--- What you will do ---
Repeat the lines beginning at the one with "Extract the structured" and running to the end of the material, keeping the first and last of them, exactly as they appear.

Collection entries
◇ ◇ ◇

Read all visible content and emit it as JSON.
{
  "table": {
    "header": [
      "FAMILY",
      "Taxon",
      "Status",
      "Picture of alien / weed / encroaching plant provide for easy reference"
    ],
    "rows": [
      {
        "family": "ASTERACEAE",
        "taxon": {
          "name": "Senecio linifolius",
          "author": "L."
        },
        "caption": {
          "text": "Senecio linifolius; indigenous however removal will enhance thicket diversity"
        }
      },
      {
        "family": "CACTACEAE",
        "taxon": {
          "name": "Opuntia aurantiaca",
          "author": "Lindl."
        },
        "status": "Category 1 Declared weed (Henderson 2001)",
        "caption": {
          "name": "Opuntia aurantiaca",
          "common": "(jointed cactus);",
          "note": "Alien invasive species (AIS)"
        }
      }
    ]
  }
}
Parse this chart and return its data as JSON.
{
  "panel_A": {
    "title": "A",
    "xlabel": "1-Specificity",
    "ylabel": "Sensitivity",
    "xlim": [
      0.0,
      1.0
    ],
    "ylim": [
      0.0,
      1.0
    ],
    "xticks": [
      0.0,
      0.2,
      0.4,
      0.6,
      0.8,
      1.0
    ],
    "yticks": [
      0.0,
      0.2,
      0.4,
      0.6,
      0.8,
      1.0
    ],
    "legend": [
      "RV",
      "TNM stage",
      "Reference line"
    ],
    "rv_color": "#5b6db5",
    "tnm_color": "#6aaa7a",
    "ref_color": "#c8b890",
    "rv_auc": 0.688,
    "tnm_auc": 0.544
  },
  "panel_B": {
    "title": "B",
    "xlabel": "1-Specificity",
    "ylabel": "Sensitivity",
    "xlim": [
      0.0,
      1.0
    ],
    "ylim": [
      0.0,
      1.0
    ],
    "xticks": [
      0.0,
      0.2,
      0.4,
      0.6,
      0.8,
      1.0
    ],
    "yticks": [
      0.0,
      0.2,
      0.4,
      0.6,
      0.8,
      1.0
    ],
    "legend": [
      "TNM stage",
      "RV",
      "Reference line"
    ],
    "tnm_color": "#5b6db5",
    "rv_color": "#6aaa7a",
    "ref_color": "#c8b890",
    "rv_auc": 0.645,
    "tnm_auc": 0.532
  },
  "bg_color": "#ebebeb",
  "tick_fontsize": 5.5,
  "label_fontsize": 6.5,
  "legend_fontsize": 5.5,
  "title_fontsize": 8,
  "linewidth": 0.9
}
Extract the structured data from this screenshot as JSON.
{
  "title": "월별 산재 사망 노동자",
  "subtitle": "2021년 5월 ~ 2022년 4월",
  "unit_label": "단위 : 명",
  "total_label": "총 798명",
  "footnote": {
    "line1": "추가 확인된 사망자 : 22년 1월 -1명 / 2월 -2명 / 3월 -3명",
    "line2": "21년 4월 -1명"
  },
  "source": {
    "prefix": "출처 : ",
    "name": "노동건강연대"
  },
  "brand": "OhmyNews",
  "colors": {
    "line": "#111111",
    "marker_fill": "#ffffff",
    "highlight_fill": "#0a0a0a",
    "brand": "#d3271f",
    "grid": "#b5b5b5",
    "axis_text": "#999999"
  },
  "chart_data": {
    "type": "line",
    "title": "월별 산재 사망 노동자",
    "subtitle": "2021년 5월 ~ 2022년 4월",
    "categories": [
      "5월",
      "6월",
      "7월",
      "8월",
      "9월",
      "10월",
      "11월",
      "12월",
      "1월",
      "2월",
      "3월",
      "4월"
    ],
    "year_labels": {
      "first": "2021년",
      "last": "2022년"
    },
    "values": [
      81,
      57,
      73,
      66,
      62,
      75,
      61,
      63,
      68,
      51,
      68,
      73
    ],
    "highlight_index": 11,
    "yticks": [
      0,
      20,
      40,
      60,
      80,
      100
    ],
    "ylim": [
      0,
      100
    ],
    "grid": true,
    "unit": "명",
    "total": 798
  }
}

◇ ◇ ◇

--- Response to the task ---
Extract the structured data from this screenshot as JSON.
{
  "title": "월별 산재 사망 노동자",
  "subtitle": "2021년 5월 ~ 2022년 4월",
  "unit_label": "단위 : 명",
  "total_label": "총 798명",
  "footnote": {
    "line1": "추가 확인된 사망자 : 22년 1월 -1명 / 2월 -2명 / 3월 -3명",
    "line2": "21년 4월 -1명"
  },
  "source": {
    "prefix": "출처 : ",
    "name": "노동건강연대"
  },
  "brand": "OhmyNews",
  "colors": {
    "line": "#111111",
    "marker_fill": "#ffffff",
    "highlight_fill": "#0a0a0a",
    "brand": "#d3271f",
    "grid": "#b5b5b5",
    "axis_text": "#999999"
  },
  "chart_data": {
    "type": "line",
    "title": "월별 산재 사망 노동자",
    "subtitle": "2021년 5월 ~ 2022년 4월",
    "categories": [
      "5월",
      "6월",
      "7월",
      "8월",
      "9월",
      "10월",
      "11월",
      "12월",
      "1월",
      "2월",
      "3월",
      "4월"
    ],
    "year_labels": {
      "first": "2021년",
      "last": "2022년"
    },
    "values": [
      81,
      57,
      73,
      66,
      62,
      75,
      61,
      63,
      68,
      51,
      68,
      73
    ],
    "highlight_index": 11,
    "yticks": [
      0,
      20,
      40,
      60,
      80,
      100
    ],
    "ylim": [
      0,
      100
    ],
    "grid": true,
    "unit": "명",
    "total": 798
  }
}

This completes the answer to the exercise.